> **TEXT SECTION**:

+ + + + +

# Eachmall.me says they shipped my GW...



## DarkFlare69 (Mar 5, 2015)

I bought a Gateway 3DS from http://eachmall.me/ because it's very cheap and I heard good things about it. I checked my email and received and email saying they shipped it to me. The address is correct, but I didn't receive it...


----------



## VinsCool (Mar 5, 2015)

DarkFlare69 said:


> I bought a Gateway 3DS from http://eachmall.me/ because it's very cheap and I heard good things about it. I checked my email and received and email saying they shipped it to me. The address is correct, but I didn't receive it...


 
wait 2 weeks.


----------



## Nathan Drake (Mar 5, 2015)

Did you expect it to arrive in three days or something? Have you never bought something that shipped out of China, or read any of the myriad of topics where it comes up both specifically and in passing? It can take upwards of a month for a product to arrive from China. Don't be surprised if you don't see it until almost April.


----------



## samiam144 (Mar 5, 2015)

I waited more than a month until i finally received mine lol


----------



## loco365 (Mar 5, 2015)

I got mine in about 2 weeks from them, but waiting 2-4 weeks for something from China isn't unheard of.


----------



## Joe88 (Mar 5, 2015)

2 weeks, could go up to 4 weeks though and because of chinese new year there was a delay with shipments


----------



## DarkFlare69 (Mar 5, 2015)

Do you guys think I'm stupid? I've waited about 3 weeks. It always said "Confirmed,Payed,Unshipped" and now it says "Confirmed,Payed,Shipped" and it says I should've recieved it today. But I didn't.


----------



## Sicklyboy (Mar 5, 2015)

DarkFlare69 said:


> Do you guys think I'm stupid? I've waited about 3 weeks. It always said "Confirmed,Payed,Unshipped" and now it says "Confirmed,Payed,Shipped" and it says I should've recieved it today. But I didn't.


 

To be fair you didn't provide any sort of timeframe for when it was purchased.

What does the USPS site say?


----------



## zfreeman (Mar 5, 2015)

Received my Gateway from them after 4-5 weeks.


----------



## FireEmblemGuy (Mar 5, 2015)

+ + + + +

> **WRITTEN TASK**: Extend the forum thread about the delayed Gateway 3DS order from eachmall.me, picking up after its final line.

+ + + + +

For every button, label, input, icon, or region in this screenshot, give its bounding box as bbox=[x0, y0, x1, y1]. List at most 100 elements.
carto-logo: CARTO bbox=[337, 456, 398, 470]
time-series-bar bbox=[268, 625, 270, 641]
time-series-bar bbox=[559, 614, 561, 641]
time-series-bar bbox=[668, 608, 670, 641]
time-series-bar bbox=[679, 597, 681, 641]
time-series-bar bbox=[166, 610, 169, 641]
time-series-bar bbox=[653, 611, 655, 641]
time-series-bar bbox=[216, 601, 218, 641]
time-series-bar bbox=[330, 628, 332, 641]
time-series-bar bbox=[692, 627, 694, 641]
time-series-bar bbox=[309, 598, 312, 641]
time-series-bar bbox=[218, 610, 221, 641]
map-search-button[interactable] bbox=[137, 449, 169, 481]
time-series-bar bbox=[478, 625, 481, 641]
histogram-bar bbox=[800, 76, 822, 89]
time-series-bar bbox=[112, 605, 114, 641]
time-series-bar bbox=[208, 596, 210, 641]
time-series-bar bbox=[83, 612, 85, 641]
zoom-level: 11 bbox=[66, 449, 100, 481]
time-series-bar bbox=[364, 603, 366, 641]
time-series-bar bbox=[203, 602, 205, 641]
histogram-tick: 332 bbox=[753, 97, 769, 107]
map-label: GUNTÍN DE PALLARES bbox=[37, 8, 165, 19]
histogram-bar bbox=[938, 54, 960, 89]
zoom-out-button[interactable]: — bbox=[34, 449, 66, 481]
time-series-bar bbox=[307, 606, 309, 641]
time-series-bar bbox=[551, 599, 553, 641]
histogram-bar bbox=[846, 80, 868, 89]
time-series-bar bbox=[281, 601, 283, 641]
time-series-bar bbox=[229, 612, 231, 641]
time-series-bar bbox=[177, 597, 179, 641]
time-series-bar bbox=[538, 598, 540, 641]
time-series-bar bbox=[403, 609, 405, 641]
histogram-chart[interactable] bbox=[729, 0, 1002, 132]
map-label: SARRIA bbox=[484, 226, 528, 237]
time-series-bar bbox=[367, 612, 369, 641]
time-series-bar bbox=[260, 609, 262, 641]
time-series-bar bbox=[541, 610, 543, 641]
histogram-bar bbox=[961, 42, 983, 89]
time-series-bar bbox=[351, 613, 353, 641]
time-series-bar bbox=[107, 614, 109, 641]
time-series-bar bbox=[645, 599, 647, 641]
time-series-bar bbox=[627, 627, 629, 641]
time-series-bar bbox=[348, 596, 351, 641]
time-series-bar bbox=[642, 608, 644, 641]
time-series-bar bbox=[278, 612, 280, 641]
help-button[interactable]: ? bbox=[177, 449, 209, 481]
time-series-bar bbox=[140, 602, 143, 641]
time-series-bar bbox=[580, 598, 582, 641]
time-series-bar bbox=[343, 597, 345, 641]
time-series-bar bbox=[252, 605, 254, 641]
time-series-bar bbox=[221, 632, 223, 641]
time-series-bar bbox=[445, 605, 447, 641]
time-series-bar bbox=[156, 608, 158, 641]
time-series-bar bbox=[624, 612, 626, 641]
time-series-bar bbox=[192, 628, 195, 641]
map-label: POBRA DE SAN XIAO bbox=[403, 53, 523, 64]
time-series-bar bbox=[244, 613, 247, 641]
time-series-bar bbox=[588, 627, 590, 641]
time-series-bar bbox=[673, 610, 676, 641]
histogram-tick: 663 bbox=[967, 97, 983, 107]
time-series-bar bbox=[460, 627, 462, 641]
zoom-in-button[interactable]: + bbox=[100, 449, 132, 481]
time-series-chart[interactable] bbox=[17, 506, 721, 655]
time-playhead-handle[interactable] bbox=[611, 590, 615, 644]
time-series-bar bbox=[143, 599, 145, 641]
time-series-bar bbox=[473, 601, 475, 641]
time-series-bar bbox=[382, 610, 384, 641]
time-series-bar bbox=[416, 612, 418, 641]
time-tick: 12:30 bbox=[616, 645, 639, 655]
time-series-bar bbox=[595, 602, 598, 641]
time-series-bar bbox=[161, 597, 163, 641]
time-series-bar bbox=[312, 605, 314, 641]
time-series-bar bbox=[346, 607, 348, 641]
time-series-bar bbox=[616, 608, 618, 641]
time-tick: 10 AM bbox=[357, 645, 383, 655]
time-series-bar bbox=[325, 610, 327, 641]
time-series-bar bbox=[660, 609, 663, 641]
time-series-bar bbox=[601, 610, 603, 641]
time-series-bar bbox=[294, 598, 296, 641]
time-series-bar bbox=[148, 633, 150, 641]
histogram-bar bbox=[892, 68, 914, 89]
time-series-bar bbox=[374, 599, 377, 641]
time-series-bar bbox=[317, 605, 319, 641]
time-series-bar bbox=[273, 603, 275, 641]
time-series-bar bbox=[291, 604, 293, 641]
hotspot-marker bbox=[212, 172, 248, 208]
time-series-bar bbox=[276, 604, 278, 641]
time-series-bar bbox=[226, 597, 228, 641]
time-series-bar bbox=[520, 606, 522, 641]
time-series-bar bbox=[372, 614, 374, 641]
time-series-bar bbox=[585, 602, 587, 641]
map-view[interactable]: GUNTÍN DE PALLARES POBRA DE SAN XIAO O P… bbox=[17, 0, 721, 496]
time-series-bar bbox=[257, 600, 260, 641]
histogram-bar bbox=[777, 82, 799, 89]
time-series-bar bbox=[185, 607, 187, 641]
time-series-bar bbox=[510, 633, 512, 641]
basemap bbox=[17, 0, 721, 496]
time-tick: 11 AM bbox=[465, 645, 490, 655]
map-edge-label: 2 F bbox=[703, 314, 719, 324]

+ + + + +

> **RESPONSE**:
Eachmall's always been good about shipping when I've ordered, although the tracking numbers rarely work right. They cut as many corners as they can on, but usually I've got stuff from them in 12-15 days. If you ordered around three weeks ago, it's a possibility that it could've been held up by Chinese New Year stuff; regardless I wouldn't worry until things've passed the four week mark.


----------



## Joe88 (Mar 5, 2015)

Chinese New Year 2015 begins on the 19th of February, and ends on the 5th of March.


----------



## Nathan Drake (Mar 5, 2015)

You ordered three weeks ago? Bad, bad time to order. During the Chinese New Year, China basically shuts down. Everything slows down for upwards of two weeks, and often times shipping from smaller companies, like flash card resellers for example, stops completely until the celebration ends. If it just changed to shipped, that means they just shipped it and you won't see it until nearly April.

Happy waiting.


----------



## DarkFlare69 (Mar 6, 2015)

Sicklyboy said:


> To be fair you didn't provide any sort of timeframe for when it was purchased.
> 
> What does the USPS site say?





> * In-Transit: *
> Acceptance
> --------------------
> Your item was accepted at 12:15 am on March 5, 2015 in CHINA.


----------



## Sicklyboy (Mar 6, 2015)

Yeah that means it's still shipping and hasn't left China yet


----------



## quackstar84 (Mar 6, 2015)

Best of luck to you.


----------



## Arras (Mar 6, 2015)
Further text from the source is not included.